[Collected data entries]

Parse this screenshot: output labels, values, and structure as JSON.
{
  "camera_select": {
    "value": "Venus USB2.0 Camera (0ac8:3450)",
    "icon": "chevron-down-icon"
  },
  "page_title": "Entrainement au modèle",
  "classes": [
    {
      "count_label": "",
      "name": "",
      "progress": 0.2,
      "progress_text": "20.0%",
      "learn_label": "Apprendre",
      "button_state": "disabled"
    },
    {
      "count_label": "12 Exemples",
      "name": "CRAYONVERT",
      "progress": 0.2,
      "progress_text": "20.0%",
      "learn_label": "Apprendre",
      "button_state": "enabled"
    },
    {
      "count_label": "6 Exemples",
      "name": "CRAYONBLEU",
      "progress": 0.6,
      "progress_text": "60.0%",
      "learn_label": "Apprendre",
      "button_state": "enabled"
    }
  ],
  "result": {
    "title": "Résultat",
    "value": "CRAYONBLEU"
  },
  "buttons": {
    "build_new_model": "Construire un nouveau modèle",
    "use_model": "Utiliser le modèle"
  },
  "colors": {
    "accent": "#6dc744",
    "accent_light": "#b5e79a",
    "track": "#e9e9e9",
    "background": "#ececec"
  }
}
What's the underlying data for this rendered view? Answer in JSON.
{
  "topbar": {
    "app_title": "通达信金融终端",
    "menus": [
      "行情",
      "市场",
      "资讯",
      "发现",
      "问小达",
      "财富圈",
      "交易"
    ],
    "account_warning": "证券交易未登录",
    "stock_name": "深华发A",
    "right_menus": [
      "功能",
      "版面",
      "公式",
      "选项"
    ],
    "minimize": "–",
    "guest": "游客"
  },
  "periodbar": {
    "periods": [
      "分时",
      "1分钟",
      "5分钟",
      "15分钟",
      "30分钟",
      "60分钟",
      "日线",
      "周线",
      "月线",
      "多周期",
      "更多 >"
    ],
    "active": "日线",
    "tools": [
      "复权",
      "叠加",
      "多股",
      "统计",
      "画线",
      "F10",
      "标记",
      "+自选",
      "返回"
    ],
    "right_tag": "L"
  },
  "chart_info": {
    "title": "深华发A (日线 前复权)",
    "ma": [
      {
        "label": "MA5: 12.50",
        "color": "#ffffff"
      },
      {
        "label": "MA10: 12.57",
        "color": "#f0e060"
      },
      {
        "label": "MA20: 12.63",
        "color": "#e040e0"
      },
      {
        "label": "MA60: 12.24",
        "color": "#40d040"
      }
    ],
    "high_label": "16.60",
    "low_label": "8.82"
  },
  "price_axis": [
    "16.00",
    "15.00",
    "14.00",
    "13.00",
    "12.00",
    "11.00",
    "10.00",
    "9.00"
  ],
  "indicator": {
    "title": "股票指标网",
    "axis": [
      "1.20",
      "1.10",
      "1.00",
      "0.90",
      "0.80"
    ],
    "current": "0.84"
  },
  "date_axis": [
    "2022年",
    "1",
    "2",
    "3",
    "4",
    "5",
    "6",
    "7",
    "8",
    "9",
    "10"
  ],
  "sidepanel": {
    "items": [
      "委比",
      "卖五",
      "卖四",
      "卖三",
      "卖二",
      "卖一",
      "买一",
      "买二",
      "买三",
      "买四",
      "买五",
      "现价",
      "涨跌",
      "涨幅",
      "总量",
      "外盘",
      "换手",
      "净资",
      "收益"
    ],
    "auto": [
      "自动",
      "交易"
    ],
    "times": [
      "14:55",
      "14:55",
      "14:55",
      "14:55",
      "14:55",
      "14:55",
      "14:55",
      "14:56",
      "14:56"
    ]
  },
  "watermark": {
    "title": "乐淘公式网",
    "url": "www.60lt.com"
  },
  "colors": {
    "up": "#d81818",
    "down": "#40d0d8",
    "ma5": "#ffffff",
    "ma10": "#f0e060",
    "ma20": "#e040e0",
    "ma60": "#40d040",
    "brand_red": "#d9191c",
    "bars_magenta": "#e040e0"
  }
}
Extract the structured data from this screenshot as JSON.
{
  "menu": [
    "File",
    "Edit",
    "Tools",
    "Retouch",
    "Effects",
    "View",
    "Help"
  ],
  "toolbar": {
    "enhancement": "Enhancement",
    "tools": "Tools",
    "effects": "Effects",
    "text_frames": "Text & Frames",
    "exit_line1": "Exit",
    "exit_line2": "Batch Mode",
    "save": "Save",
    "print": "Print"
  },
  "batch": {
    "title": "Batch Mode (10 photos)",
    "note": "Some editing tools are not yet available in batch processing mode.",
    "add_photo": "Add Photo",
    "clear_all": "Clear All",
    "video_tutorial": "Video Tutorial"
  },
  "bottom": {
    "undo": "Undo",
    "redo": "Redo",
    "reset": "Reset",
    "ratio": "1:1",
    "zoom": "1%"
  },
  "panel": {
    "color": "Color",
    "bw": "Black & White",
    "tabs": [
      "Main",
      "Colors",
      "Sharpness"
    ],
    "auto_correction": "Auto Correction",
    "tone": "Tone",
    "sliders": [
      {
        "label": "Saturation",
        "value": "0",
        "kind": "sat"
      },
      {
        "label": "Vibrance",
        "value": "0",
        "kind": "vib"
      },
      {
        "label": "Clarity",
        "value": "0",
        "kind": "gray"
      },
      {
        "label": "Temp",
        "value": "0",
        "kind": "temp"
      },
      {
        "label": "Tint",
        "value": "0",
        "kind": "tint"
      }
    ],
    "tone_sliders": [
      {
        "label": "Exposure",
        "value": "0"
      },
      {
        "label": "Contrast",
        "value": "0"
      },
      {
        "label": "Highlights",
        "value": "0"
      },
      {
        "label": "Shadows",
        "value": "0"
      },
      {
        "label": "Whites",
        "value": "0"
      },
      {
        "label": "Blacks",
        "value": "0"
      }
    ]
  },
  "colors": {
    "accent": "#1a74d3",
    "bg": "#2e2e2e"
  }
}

* PROMPT *
All records above must be set down exactly, please.

* SOLUTION TO THE EXERCISE *
Parse this screenshot: output labels, values, and structure as JSON.
{
  "camera_select": {
    "value": "Venus USB2.0 Camera (0ac8:3450)",
    "icon": "chevron-down-icon"
  },
  "page_title": "Entrainement au modèle",
  "classes": [
    {
      "count_label": "",
      "name": "",
      "progress": 0.2,
      "progress_text": "20.0%",
      "learn_label": "Apprendre",
      "button_state": "disabled"
    },
    {
      "count_label": "12 Exemples",
      "name": "CRAYONVERT",
      "progress": 0.2,
      "progress_text": "20.0%",
      "learn_label": "Apprendre",
      "button_state": "enabled"
    },
    {
      "count_label": "6 Exemples",
      "name": "CRAYONBLEU",
      "progress": 0.6,
      "progress_text": "60.0%",
      "learn_label": "Apprendre",
      "button_state": "enabled"
    }
  ],
  "result": {
    "title": "Résultat",
    "value": "CRAYONBLEU"
  },
  "buttons": {
    "build_new_model": "Construire un nouveau modèle",
    "use_model": "Utiliser le modèle"
  },
  "colors": {
    "accent": "#6dc744",
    "accent_light": "#b5e79a",
    "track": "#e9e9e9",
    "background": "#ececec"
  }
}
What's the underlying data for this rendered view? Answer in JSON.
{
  "topbar": {
    "app_title": "通达信金融终端",
    "menus": [
      "行情",
      "市场",
      "资讯",
      "发现",
      "问小达",
      "财富圈",
      "交易"
    ],
    "account_warning": "证券交易未登录",
    "stock_name": "深华发A",
    "right_menus": [
      "功能",
      "版面",
      "公式",
      "选项"
    ],
    "minimize": "–",
    "guest": "游客"
  },
  "periodbar": {
    "periods": [
      "分时",
      "1分钟",
      "5分钟",
      "15分钟",
      "30分钟",
      "60分钟",
      "日线",
      "周线",
      "月线",
      "多周期",
      "更多 >"
    ],
    "active": "日线",
    "tools": [
      "复权",
      "叠加",
      "多股",
      "统计",
      "画线",
      "F10",
      "标记",
      "+自选",
      "返回"
    ],
    "right_tag": "L"
  },
  "chart_info": {
    "title": "深华发A (日线 前复权)",
    "ma": [
      {
        "label": "MA5: 12.50",
        "color": "#ffffff"
      },
      {
        "label": "MA10: 12.57",
        "color": "#f0e060"
      },
      {
        "label": "MA20: 12.63",
        "color": "#e040e0"
      },
      {
        "label": "MA60: 12.24",
        "color": "#40d040"
      }
    ],
    "high_label": "16.60",
    "low_label": "8.82"
  },
  "price_axis": [
    "16.00",
    "15.00",
    "14.00",
    "13.00",
    "12.00",
    "11.00",
    "10.00",
    "9.00"
  ],
  "indicator": {
    "title": "股票指标网",
    "axis": [
      "1.20",
      "1.10",
      "1.00",
      "0.90",
      "0.80"
    ],
    "current": "0.84"
  },
  "date_axis": [
    "2022年",
    "1",
    "2",
    "3",
    "4",
    "5",
    "6",
    "7",
    "8",
    "9",
    "10"
  ],
  "sidepanel": {
    "items": [
      "委比",
      "卖五",
      "卖四",
      "卖三",
      "卖二",
      "卖一",
      "买一",
      "买二",
      "买三",
      "买四",
      "买五",
      "现价",
      "涨跌",
      "涨幅",
      "总量",
      "外盘",
      "换手",
      "净资",
      "收益"
    ],
    "auto": [
      "自动",
      "交易"
    ],
    "times": [
      "14:55",
      "14:55",
      "14:55",
      "14:55",
      "14:55",
      "14:55",
      "14:55",
      "14:56",
      "14:56"
    ]
  },
  "watermark": {
    "title": "乐淘公式网",
    "url": "www.60lt.com"
  },
  "colors": {
    "up": "#d81818",
    "down": "#40d0d8",
    "ma5": "#ffffff",
    "ma10": "#f0e060",
    "ma20": "#e040e0",
    "ma60": "#40d040",
    "brand_red": "#d9191c",
    "bars_magenta": "#e040e0"
  }
}
Extract the structured data from this screenshot as JSON.
{
  "menu": [
    "File",
    "Edit",
    "Tools",
    "Retouch",
    "Effects",
    "View",
    "Help"
  ],
  "toolbar": {
    "enhancement": "Enhancement",
    "tools": "Tools",
    "effects": "Effects",
    "text_frames": "Text & Frames",
    "exit_line1": "Exit",
    "exit_line2": "Batch Mode",
    "save": "Save",
    "print": "Print"
  },
  "batch": {
    "title": "Batch Mode (10 photos)",
    "note": "Some editing tools are not yet available in batch processing mode.",
    "add_photo": "Add Photo",
    "clear_all": "Clear All",
    "video_tutorial": "Video Tutorial"
  },
  "bottom": {
    "undo": "Undo",
    "redo": "Redo",
    "reset": "Reset",
    "ratio": "1:1",
    "zoom": "1%"
  },
  "panel": {
    "color": "Color",
    "bw": "Black & White",
    "tabs": [
      "Main",
      "Colors",
      "Sharpness"
    ],
    "auto_correction": "Auto Correction",
    "tone": "Tone",
    "sliders": [
      {
        "label": "Saturation",
        "value": "0",
        "kind": "sat"
      },
      {
        "label": "Vibrance",
        "value": "0",
        "kind": "vib"
      },
      {
        "label": "Clarity",
        "value": "0",
        "kind": "gray"
      },
      {
        "label": "Temp",
        "value": "0",
        "kind": "temp"
      },
      {
        "label": "Tint",
        "value": "0",
        "kind": "tint"
      }
    ],
    "tone_sliders": [
      {
        "label": "Exposure",
        "value": "0"
      },
      {
        "label": "Contrast",
        "value": "0"
      },
      {
        "label": "Highlights",
        "value": "0"
      },
      {
        "label": "Shadows",
        "value": "0"
      },
      {
        "label": "Whites",
        "value": "0"
      },
      {
        "label": "Blacks",
        "value": "0"
      }
    ]
  },
  "colors": {
    "accent": "#1a74d3",
    "bg": "#2e2e2e"
  }
}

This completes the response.